DATA PROVIDED =>
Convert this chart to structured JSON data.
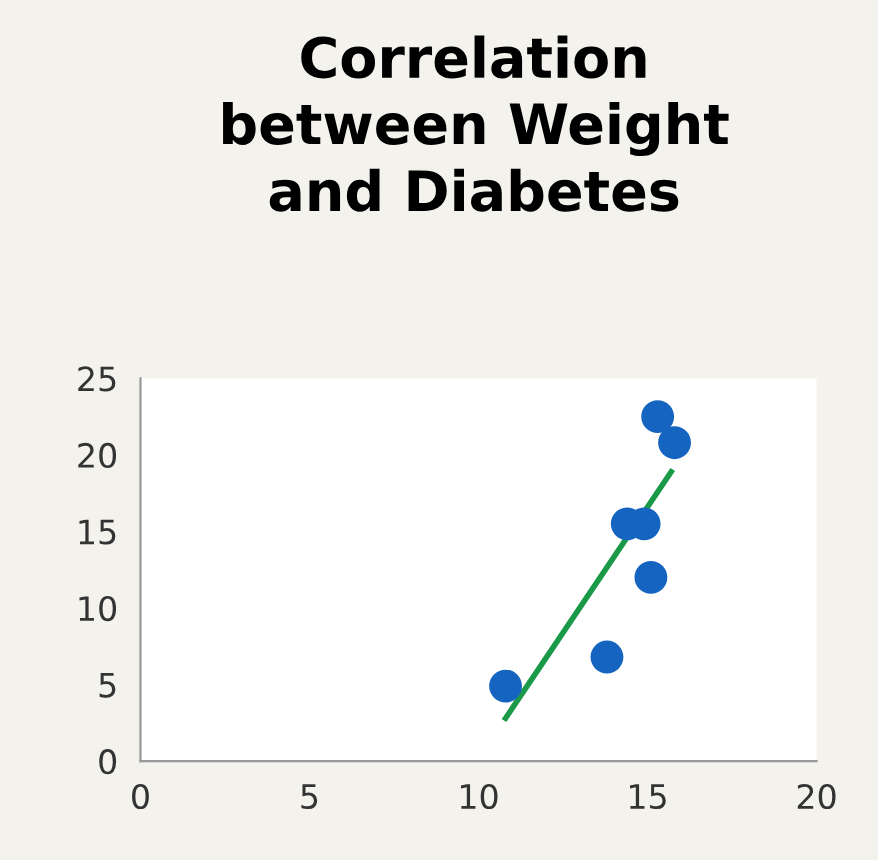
{
  "chart_data": {
    "type": "scatter",
    "title": "Correlation\nbetween Weight\nand Diabetes",
    "series": [
      {
        "color": "#1565c0",
        "x": [
          10.8,
          13.8,
          14.4,
          14.9,
          15.1,
          15.3,
          15.8
        ],
        "values": [
          4.9,
          6.8,
          15.5,
          15.5,
          12.0,
          22.5,
          20.8
        ]
      },
      {
        "type": "line",
        "color": "#1a9a48",
        "x": [
          10.8,
          15.7
        ],
        "values": [
          2.8,
          18.9
        ]
      }
    ],
    "xlim": [
      0,
      20
    ],
    "xticks": [
      0,
      5,
      10,
      15,
      20
    ],
    "ylim": [
      0,
      25
    ],
    "yticks": [
      0,
      5,
      10,
      15,
      20,
      25
    ],
    "grid": false,
    "legend": false
  }
}
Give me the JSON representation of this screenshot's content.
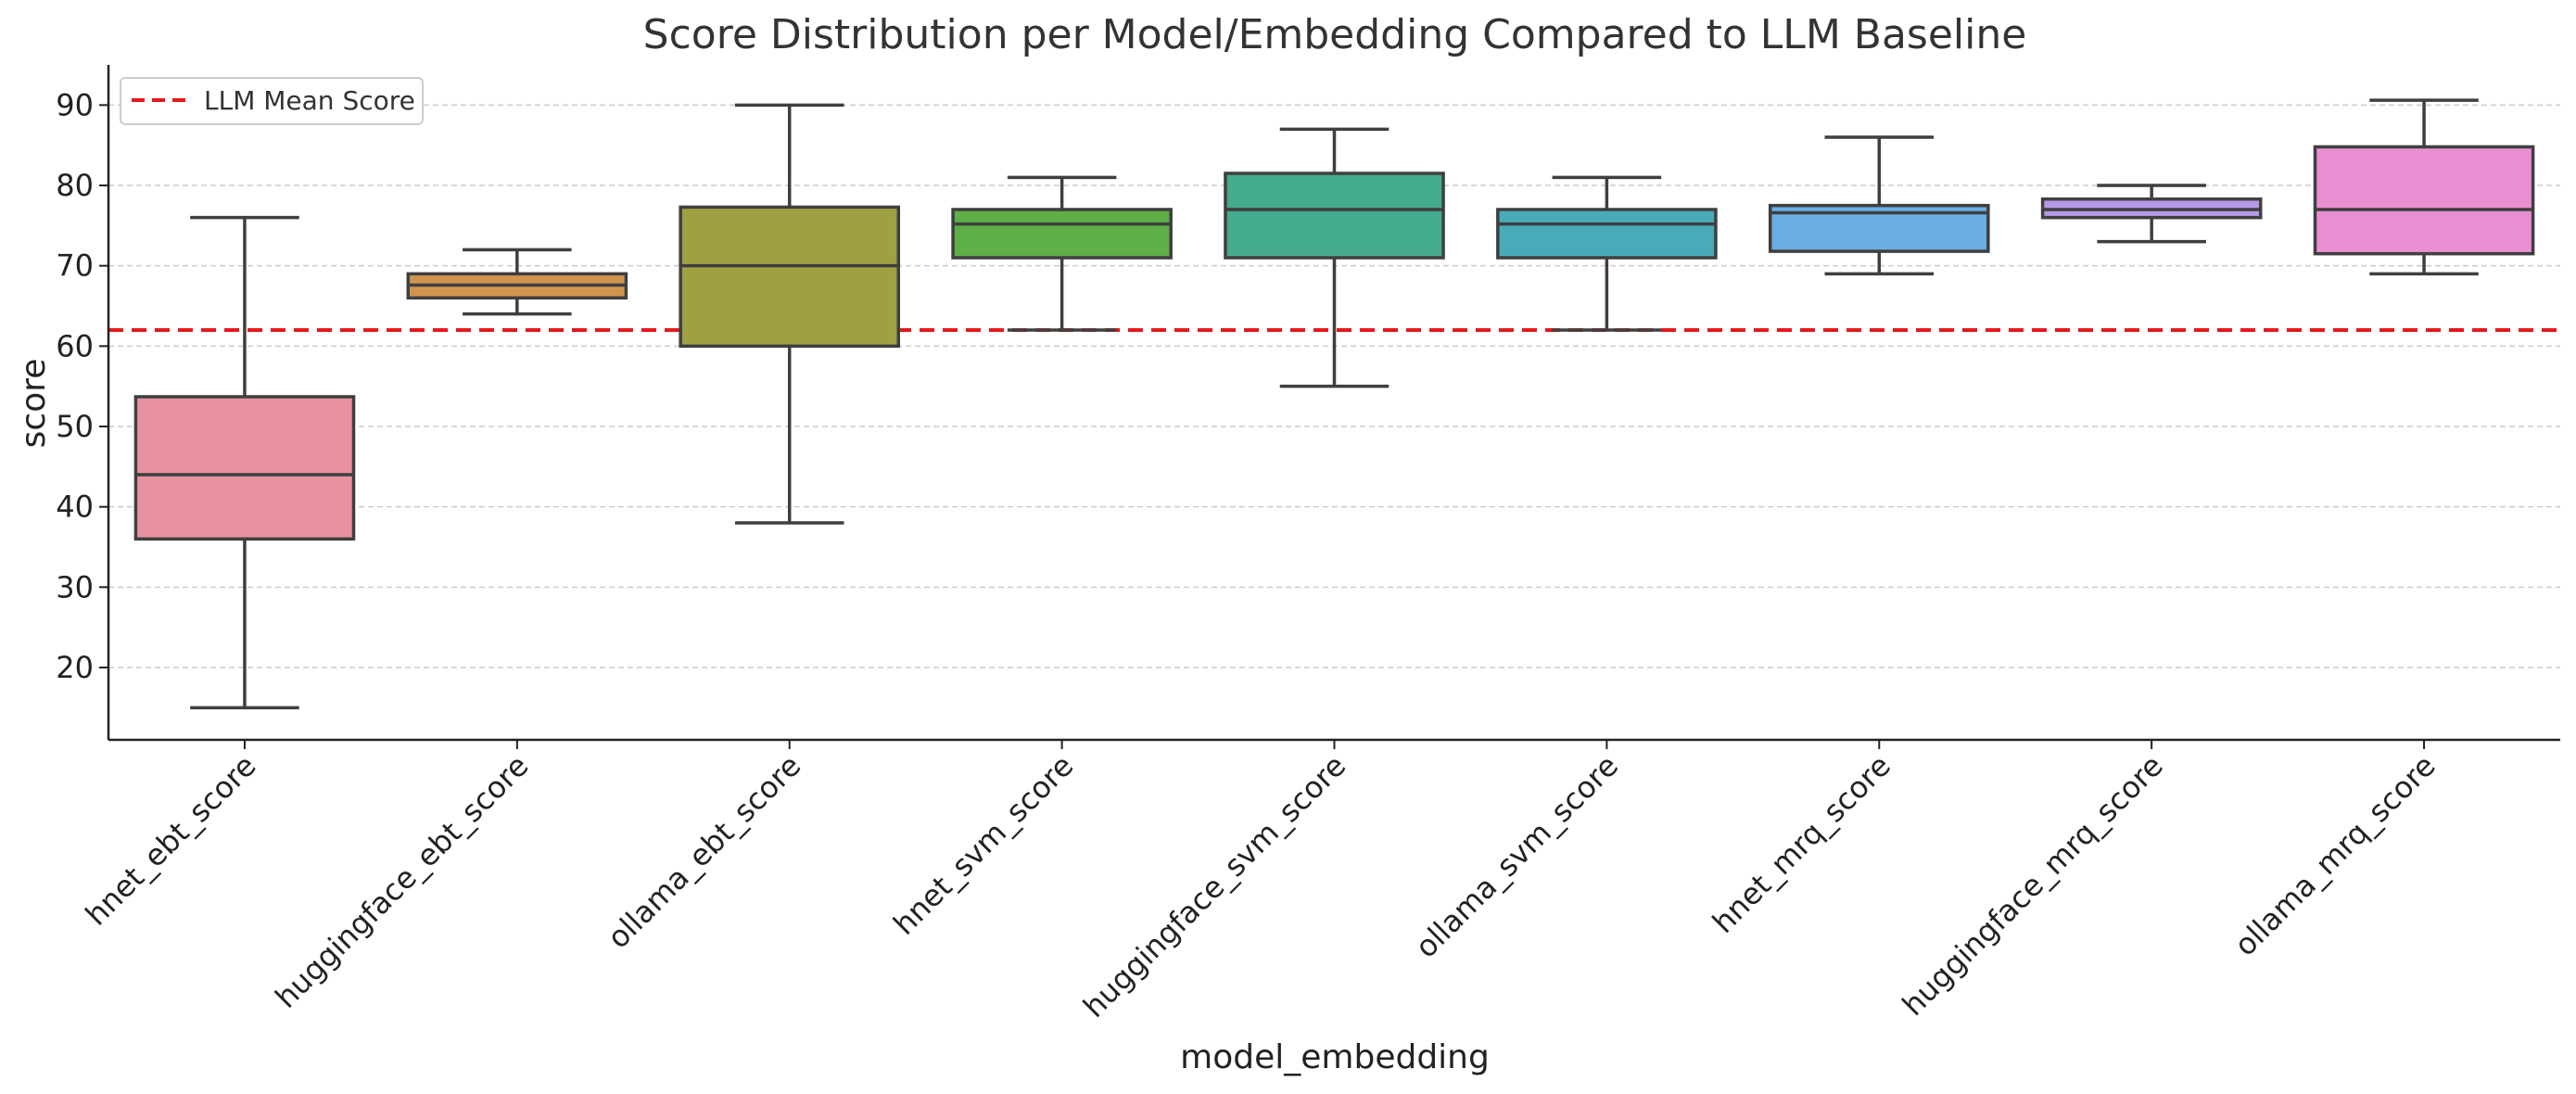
{
  "chart_data": {
    "type": "box",
    "title": "Score Distribution per Model/Embedding Compared to LLM Baseline",
    "xlabel": "model_embedding",
    "ylabel": "score",
    "ylim": [
      11,
      95
    ],
    "yticks": [
      20,
      30,
      40,
      50,
      60,
      70,
      80,
      90
    ],
    "grid": true,
    "legend": {
      "position": "top-left",
      "entries": [
        "LLM Mean Score"
      ]
    },
    "baseline": {
      "name": "LLM Mean Score",
      "value": 62,
      "color": "#e41a1c"
    },
    "categories": [
      "hnet_ebt_score",
      "huggingface_ebt_score",
      "ollama_ebt_score",
      "hnet_svm_score",
      "huggingface_svm_score",
      "ollama_svm_score",
      "hnet_mrq_score",
      "huggingface_mrq_score",
      "ollama_mrq_score"
    ],
    "boxes": [
      {
        "name": "hnet_ebt_score",
        "min": 15,
        "q1": 36,
        "median": 44,
        "q3": 53.7,
        "max": 76,
        "color": "#e8919f"
      },
      {
        "name": "huggingface_ebt_score",
        "min": 64,
        "q1": 66,
        "median": 67.6,
        "q3": 69,
        "max": 72,
        "color": "#d1954f"
      },
      {
        "name": "ollama_ebt_score",
        "min": 38,
        "q1": 60,
        "median": 70,
        "q3": 77.3,
        "max": 90,
        "color": "#a0a043"
      },
      {
        "name": "hnet_svm_score",
        "min": 62,
        "q1": 71,
        "median": 75.2,
        "q3": 77,
        "max": 81,
        "color": "#5eaf45"
      },
      {
        "name": "huggingface_svm_score",
        "min": 55,
        "q1": 71,
        "median": 77,
        "q3": 81.5,
        "max": 87,
        "color": "#45ab8e"
      },
      {
        "name": "ollama_svm_score",
        "min": 62,
        "q1": 71,
        "median": 75.2,
        "q3": 77,
        "max": 81,
        "color": "#4aabb8"
      },
      {
        "name": "hnet_mrq_score",
        "min": 69,
        "q1": 71.8,
        "median": 76.6,
        "q3": 77.5,
        "max": 86,
        "color": "#6aaee6"
      },
      {
        "name": "huggingface_mrq_score",
        "min": 73,
        "q1": 76,
        "median": 77,
        "q3": 78.3,
        "max": 80,
        "color": "#b699e6"
      },
      {
        "name": "ollama_mrq_score",
        "min": 69,
        "q1": 71.5,
        "median": 77,
        "q3": 84.8,
        "max": 90.6,
        "color": "#ea8ed2"
      }
    ]
  }
}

TASK GOAL => The records above are to be restated exactly, without their pictures.

CORRECT RESPONSE =>
Convert this chart to structured JSON data.
{
  "chart_data": {
    "type": "scatter",
    "title": "Correlation\nbetween Weight\nand Diabetes",
    "series": [
      {
        "color": "#1565c0",
        "x": [
          10.8,
          13.8,
          14.4,
          14.9,
          15.1,
          15.3,
          15.8
        ],
        "values": [
          4.9,
          6.8,
          15.5,
          15.5,
          12.0,
          22.5,
          20.8
        ]
      },
      {
        "type": "line",
        "color": "#1a9a48",
        "x": [
          10.8,
          15.7
        ],
        "values": [
          2.8,
          18.9
        ]
      }
    ],
    "xlim": [
      0,
      20
    ],
    "xticks": [
      0,
      5,
      10,
      15,
      20
    ],
    "ylim": [
      0,
      25
    ],
    "yticks": [
      0,
      5,
      10,
      15,
      20,
      25
    ],
    "grid": false,
    "legend": false
  }
}
Give me the JSON representation of this screenshot's content.
{
  "chart_data": {
    "type": "box",
    "title": "Score Distribution per Model/Embedding Compared to LLM Baseline",
    "xlabel": "model_embedding",
    "ylabel": "score",
    "ylim": [
      11,
      95
    ],
    "yticks": [
      20,
      30,
      40,
      50,
      60,
      70,
      80,
      90
    ],
    "grid": true,
    "legend": {
      "position": "top-left",
      "entries": [
        "LLM Mean Score"
      ]
    },
    "baseline": {
      "name": "LLM Mean Score",
      "value": 62,
      "color": "#e41a1c"
    },
    "categories": [
      "hnet_ebt_score",
      "huggingface_ebt_score",
      "ollama_ebt_score",
      "hnet_svm_score",
      "huggingface_svm_score",
      "ollama_svm_score",
      "hnet_mrq_score",
      "huggingface_mrq_score",
      "ollama_mrq_score"
    ],
    "boxes": [
      {
        "name": "hnet_ebt_score",
        "min": 15,
        "q1": 36,
        "median": 44,
        "q3": 53.7,
        "max": 76,
        "color": "#e8919f"
      },
      {
        "name": "huggingface_ebt_score",
        "min": 64,
        "q1": 66,
        "median": 67.6,
        "q3": 69,
        "max": 72,
        "color": "#d1954f"
      },
      {
        "name": "ollama_ebt_score",
        "min": 38,
        "q1": 60,
        "median": 70,
        "q3": 77.3,
        "max": 90,
        "color": "#a0a043"
      },
      {
        "name": "hnet_svm_score",
        "min": 62,
        "q1": 71,
        "median": 75.2,
        "q3": 77,
        "max": 81,
        "color": "#5eaf45"
      },
      {
        "name": "huggingface_svm_score",
        "min": 55,
        "q1": 71,
        "median": 77,
        "q3": 81.5,
        "max": 87,
        "color": "#45ab8e"
      },
      {
        "name": "ollama_svm_score",
        "min": 62,
        "q1": 71,
        "median": 75.2,
        "q3": 77,
        "max": 81,
        "color": "#4aabb8"
      },
      {
        "name": "hnet_mrq_score",
        "min": 69,
        "q1": 71.8,
        "median": 76.6,
        "q3": 77.5,
        "max": 86,
        "color": "#6aaee6"
      },
      {
        "name": "huggingface_mrq_score",
        "min": 73,
        "q1": 76,
        "median": 77,
        "q3": 78.3,
        "max": 80,
        "color": "#b699e6"
      },
      {
        "name": "ollama_mrq_score",
        "min": 69,
        "q1": 71.5,
        "median": 77,
        "q3": 84.8,
        "max": 90.6,
        "color": "#ea8ed2"
      }
    ]
  }
}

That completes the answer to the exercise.